#### Input
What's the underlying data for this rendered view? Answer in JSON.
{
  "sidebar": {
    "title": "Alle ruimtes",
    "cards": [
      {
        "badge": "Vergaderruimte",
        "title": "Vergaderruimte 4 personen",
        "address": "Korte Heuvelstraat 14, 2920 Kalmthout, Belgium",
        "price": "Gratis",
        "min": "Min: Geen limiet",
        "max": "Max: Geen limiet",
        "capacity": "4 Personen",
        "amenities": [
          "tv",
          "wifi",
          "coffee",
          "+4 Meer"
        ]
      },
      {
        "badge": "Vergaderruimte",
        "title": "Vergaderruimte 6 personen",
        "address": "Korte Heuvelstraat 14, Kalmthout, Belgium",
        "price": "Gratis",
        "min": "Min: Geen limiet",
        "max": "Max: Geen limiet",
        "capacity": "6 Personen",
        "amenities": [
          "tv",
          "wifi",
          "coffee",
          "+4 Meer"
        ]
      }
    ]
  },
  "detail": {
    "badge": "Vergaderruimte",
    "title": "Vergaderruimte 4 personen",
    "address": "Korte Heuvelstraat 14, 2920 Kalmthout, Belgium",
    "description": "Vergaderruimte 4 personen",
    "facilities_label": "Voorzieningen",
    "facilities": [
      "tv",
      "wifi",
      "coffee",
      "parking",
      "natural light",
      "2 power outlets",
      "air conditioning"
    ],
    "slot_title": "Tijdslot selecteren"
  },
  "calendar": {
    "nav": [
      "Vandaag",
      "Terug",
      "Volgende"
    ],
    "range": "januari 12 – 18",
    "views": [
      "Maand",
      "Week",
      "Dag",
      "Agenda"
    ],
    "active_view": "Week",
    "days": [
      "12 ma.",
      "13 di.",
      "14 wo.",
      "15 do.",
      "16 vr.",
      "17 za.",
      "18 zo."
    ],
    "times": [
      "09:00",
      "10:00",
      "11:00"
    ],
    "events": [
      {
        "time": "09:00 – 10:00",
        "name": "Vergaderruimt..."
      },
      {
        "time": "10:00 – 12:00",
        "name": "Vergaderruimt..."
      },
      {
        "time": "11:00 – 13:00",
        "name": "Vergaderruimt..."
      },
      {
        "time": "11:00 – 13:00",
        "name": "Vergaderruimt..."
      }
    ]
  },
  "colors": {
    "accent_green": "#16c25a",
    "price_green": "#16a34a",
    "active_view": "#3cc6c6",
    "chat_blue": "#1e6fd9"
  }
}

#### Work instructions
Reproduce all the data word for word.

#### Solved problem
What's the underlying data for this rendered view? Answer in JSON.
{
  "sidebar": {
    "title": "Alle ruimtes",
    "cards": [
      {
        "badge": "Vergaderruimte",
        "title": "Vergaderruimte 4 personen",
        "address": "Korte Heuvelstraat 14, 2920 Kalmthout, Belgium",
        "price": "Gratis",
        "min": "Min: Geen limiet",
        "max": "Max: Geen limiet",
        "capacity": "4 Personen",
        "amenities": [
          "tv",
          "wifi",
          "coffee",
          "+4 Meer"
        ]
      },
      {
        "badge": "Vergaderruimte",
        "title": "Vergaderruimte 6 personen",
        "address": "Korte Heuvelstraat 14, Kalmthout, Belgium",
        "price": "Gratis",
        "min": "Min: Geen limiet",
        "max": "Max: Geen limiet",
        "capacity": "6 Personen",
        "amenities": [
          "tv",
          "wifi",
          "coffee",
          "+4 Meer"
        ]
      }
    ]
  },
  "detail": {
    "badge": "Vergaderruimte",
    "title": "Vergaderruimte 4 personen",
    "address": "Korte Heuvelstraat 14, 2920 Kalmthout, Belgium",
    "description": "Vergaderruimte 4 personen",
    "facilities_label": "Voorzieningen",
    "facilities": [
      "tv",
      "wifi",
      "coffee",
      "parking",
      "natural light",
      "2 power outlets",
      "air conditioning"
    ],
    "slot_title": "Tijdslot selecteren"
  },
  "calendar": {
    "nav": [
      "Vandaag",
      "Terug",
      "Volgende"
    ],
    "range": "januari 12 – 18",
    "views": [
      "Maand",
      "Week",
      "Dag",
      "Agenda"
    ],
    "active_view": "Week",
    "days": [
      "12 ma.",
      "13 di.",
      "14 wo.",
      "15 do.",
      "16 vr.",
      "17 za.",
      "18 zo."
    ],
    "times": [
      "09:00",
      "10:00",
      "11:00"
    ],
    "events": [
      {
        "time": "09:00 – 10:00",
        "name": "Vergaderruimt..."
      },
      {
        "time": "10:00 – 12:00",
        "name": "Vergaderruimt..."
      },
      {
        "time": "11:00 – 13:00",
        "name": "Vergaderruimt..."
      },
      {
        "time": "11:00 – 13:00",
        "name": "Vergaderruimt..."
      }
    ]
  },
  "colors": {
    "accent_green": "#16c25a",
    "price_green": "#16a34a",
    "active_view": "#3cc6c6",
    "chat_blue": "#1e6fd9"
  }
}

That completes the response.